Material >>
──────────
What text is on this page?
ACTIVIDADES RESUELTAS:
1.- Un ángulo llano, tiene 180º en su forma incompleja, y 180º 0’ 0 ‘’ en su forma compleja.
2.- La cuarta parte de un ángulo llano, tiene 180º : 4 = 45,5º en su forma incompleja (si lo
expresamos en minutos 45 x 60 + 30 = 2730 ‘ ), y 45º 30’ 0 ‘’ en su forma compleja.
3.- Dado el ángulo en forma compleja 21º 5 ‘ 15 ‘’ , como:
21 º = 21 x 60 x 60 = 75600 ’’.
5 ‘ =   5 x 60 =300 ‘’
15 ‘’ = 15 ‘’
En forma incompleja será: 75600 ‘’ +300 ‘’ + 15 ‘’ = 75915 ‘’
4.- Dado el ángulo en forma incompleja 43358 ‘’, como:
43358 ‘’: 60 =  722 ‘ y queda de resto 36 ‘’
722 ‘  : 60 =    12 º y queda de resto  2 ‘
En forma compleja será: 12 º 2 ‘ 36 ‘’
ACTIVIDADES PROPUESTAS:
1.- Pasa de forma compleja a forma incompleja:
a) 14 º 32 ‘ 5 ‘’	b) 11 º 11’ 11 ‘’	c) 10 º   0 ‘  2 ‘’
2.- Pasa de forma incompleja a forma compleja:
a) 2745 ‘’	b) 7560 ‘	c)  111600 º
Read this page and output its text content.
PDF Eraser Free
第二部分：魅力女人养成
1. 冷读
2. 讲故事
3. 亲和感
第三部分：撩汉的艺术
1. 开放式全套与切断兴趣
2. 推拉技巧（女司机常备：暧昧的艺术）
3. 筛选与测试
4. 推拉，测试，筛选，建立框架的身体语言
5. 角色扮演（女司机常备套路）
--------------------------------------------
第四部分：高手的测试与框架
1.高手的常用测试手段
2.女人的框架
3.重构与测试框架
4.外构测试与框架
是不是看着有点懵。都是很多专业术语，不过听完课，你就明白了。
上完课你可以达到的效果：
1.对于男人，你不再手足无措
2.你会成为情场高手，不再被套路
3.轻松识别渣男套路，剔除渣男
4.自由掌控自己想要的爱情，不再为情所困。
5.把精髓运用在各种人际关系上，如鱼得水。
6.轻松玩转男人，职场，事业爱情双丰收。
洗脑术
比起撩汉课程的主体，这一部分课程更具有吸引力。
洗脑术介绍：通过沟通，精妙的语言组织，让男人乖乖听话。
──────────
Task prompt >>
Take the material above and return all of it exactly.

Exercise response >>
What text is on this page?
ACTIVIDADES RESUELTAS:
1.- Un ángulo llano, tiene 180º en su forma incompleja, y 180º 0’ 0 ‘’ en su forma compleja.
2.- La cuarta parte de un ángulo llano, tiene 180º : 4 = 45,5º en su forma incompleja (si lo
expresamos en minutos 45 x 60 + 30 = 2730 ‘ ), y 45º 30’ 0 ‘’ en su forma compleja.
3.- Dado el ángulo en forma compleja 21º 5 ‘ 15 ‘’ , como:
21 º = 21 x 60 x 60 = 75600 ’’.
5 ‘ =   5 x 60 =300 ‘’
15 ‘’ = 15 ‘’
En forma incompleja será: 75600 ‘’ +300 ‘’ + 15 ‘’ = 75915 ‘’
4.- Dado el ángulo en forma incompleja 43358 ‘’, como:
43358 ‘’: 60 =  722 ‘ y queda de resto 36 ‘’
722 ‘  : 60 =    12 º y queda de resto  2 ‘
En forma compleja será: 12 º 2 ‘ 36 ‘’
ACTIVIDADES PROPUESTAS:
1.- Pasa de forma compleja a forma incompleja:
a) 14 º 32 ‘ 5 ‘’	b) 11 º 11’ 11 ‘’	c) 10 º   0 ‘  2 ‘’
2.- Pasa de forma incompleja a forma compleja:
a) 2745 ‘’	b) 7560 ‘	c)  111600 º
Read this page and output its text content.
PDF Eraser Free
第二部分：魅力女人养成
1. 冷读
2. 讲故事
3. 亲和感
第三部分：撩汉的艺术
1. 开放式全套与切断兴趣
2. 推拉技巧（女司机常备：暧昧的艺术）
3. 筛选与测试
4. 推拉，测试，筛选，建立框架的身体语言
5. 角色扮演（女司机常备套路）
--------------------------------------------
第四部分：高手的测试与框架
1.高手的常用测试手段
2.女人的框架
3.重构与测试框架
4.外构测试与框架
是不是看着有点懵。都是很多专业术语，不过听完课，你就明白了。
上完课你可以达到的效果：
1.对于男人，你不再手足无措
2.你会成为情场高手，不再被套路
3.轻松识别渣男套路，剔除渣男
4.自由掌控自己想要的爱情，不再为情所困。
5.把精髓运用在各种人际关系上，如鱼得水。
6.轻松玩转男人，职场，事业爱情双丰收。
洗脑术
比起撩汉课程的主体，这一部分课程更具有吸引力。
洗脑术介绍：通过沟通，精妙的语言组织，让男人乖乖听话。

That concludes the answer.